Using the data below, determine the number of lines that include the string "title". Write only that number.
--- start of Extracted information ---
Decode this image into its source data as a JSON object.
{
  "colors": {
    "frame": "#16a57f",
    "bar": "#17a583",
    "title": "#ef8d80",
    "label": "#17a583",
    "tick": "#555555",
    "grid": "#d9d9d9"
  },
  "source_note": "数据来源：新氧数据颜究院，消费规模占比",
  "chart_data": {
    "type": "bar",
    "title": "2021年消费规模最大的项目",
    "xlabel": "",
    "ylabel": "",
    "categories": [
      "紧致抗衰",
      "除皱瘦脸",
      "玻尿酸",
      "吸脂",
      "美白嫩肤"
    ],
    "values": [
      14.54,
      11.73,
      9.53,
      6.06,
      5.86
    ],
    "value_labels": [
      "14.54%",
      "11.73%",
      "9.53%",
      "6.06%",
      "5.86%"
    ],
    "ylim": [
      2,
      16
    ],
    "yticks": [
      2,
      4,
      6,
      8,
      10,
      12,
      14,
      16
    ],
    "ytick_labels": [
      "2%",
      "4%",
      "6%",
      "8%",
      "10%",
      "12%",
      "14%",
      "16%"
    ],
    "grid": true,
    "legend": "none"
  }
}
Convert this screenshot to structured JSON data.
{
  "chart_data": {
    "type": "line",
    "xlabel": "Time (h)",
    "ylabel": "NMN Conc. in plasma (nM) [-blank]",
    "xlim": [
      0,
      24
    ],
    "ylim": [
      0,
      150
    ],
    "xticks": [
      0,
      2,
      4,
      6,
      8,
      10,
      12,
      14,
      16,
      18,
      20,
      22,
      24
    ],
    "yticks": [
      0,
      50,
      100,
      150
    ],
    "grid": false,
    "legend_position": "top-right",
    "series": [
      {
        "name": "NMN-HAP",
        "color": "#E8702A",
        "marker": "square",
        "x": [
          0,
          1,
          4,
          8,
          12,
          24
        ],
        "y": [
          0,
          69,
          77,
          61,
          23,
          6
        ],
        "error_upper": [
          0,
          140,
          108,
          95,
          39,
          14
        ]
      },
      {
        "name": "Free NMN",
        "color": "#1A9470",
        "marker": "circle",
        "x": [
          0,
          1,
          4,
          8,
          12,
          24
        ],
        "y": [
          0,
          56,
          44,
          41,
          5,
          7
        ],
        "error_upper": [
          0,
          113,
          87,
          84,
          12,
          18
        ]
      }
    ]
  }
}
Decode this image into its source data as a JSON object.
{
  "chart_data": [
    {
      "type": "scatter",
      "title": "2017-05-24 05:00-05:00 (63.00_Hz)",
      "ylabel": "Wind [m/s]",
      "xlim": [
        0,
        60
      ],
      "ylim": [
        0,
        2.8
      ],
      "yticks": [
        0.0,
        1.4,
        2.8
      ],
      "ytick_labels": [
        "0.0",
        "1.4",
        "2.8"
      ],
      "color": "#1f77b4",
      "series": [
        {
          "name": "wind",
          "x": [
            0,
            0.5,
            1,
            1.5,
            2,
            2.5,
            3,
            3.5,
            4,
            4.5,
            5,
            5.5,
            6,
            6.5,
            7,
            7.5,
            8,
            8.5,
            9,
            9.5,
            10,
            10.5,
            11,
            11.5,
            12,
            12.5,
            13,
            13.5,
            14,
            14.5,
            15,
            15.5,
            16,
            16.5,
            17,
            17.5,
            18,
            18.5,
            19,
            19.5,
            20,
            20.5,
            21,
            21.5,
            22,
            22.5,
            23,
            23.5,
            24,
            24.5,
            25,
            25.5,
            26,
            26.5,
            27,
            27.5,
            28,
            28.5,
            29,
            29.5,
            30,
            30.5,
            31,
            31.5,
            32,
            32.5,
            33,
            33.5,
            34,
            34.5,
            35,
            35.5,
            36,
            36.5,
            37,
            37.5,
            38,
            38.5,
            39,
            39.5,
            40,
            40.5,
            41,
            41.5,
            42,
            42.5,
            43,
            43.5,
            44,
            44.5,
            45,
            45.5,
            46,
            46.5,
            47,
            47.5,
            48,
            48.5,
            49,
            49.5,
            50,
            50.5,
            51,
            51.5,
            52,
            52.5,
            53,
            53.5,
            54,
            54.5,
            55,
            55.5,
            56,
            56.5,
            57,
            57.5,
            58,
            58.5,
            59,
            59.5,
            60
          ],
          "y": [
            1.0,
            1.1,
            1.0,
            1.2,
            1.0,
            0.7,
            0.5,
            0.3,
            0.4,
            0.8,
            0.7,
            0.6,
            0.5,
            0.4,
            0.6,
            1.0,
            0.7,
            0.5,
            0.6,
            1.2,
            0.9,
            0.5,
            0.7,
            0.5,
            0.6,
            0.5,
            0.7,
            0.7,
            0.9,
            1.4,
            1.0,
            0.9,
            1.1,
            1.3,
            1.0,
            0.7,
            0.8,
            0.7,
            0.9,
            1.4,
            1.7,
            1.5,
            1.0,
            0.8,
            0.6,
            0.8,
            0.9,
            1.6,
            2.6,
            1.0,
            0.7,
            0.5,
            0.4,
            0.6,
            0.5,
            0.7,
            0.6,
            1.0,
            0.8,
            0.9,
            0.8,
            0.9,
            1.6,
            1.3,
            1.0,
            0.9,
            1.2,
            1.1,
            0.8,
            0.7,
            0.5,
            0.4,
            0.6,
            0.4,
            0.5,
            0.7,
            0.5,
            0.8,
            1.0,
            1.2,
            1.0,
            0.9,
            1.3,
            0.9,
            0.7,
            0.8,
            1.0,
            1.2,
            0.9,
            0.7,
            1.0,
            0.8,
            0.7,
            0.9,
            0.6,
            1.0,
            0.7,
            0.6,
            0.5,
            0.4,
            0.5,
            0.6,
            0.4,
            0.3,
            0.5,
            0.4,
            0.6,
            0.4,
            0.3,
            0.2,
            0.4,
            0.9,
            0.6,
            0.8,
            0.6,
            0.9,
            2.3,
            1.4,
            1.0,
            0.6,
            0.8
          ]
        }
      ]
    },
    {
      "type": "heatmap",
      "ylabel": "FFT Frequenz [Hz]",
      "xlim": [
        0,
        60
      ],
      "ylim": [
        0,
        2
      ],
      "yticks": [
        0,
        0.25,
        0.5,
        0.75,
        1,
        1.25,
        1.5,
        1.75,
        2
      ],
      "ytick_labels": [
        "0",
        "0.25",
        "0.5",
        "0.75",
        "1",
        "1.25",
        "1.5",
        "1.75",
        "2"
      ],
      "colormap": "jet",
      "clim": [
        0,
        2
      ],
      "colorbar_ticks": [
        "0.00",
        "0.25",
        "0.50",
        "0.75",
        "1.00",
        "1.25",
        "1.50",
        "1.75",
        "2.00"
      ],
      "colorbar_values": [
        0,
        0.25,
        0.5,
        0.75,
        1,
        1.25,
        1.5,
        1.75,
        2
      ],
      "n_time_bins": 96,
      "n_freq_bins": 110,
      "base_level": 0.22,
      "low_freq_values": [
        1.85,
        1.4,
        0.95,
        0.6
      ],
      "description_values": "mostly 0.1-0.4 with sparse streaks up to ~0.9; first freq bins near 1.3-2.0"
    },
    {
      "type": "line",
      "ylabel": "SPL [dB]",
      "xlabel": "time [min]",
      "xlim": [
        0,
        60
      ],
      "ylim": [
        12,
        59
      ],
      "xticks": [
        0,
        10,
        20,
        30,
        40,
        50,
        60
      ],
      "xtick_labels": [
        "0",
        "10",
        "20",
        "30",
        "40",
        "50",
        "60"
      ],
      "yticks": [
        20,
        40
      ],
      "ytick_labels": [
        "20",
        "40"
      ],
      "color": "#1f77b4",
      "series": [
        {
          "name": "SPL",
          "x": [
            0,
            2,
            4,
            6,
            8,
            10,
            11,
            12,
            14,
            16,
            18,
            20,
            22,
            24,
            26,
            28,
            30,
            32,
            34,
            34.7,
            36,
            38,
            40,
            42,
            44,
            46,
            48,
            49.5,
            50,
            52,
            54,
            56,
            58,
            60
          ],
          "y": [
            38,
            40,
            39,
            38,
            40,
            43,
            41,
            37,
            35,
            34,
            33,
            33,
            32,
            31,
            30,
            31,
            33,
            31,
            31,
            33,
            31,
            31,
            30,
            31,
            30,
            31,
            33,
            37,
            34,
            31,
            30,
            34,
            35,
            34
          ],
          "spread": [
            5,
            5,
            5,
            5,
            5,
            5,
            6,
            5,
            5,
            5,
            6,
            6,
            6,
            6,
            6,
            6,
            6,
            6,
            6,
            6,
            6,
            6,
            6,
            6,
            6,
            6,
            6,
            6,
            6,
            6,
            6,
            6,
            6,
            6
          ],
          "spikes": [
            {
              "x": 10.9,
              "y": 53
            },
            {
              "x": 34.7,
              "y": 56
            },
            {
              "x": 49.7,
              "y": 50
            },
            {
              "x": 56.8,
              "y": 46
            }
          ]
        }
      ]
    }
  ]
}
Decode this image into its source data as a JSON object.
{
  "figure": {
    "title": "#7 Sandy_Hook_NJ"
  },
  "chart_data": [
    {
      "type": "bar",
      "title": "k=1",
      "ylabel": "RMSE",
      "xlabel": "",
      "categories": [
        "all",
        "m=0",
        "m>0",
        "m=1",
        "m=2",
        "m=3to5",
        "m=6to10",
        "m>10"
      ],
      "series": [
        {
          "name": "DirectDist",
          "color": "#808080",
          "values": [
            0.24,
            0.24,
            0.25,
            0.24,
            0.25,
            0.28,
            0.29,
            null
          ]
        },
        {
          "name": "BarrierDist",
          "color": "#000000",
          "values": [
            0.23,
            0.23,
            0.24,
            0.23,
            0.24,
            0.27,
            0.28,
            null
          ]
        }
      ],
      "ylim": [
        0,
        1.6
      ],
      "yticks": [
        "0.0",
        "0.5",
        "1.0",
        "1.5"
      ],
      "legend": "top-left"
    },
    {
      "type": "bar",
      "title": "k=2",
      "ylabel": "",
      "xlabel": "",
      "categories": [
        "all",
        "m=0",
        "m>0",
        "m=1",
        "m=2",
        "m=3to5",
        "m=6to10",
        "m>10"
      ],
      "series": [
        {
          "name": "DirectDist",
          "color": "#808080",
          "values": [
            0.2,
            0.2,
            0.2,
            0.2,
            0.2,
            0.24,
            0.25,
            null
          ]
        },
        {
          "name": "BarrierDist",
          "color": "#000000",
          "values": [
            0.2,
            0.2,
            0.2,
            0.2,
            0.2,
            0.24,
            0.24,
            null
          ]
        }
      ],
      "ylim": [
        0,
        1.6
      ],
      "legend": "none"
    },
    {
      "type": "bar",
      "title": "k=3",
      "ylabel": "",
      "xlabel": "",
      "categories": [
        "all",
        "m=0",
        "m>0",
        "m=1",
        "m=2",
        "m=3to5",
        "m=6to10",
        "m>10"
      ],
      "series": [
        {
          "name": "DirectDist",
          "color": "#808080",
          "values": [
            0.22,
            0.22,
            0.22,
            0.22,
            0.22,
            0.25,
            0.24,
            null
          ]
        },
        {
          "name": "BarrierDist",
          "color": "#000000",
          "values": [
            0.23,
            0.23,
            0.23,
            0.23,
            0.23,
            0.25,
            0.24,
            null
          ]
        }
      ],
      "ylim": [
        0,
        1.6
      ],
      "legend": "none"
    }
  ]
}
--- end of Extracted information ---
## Task result
7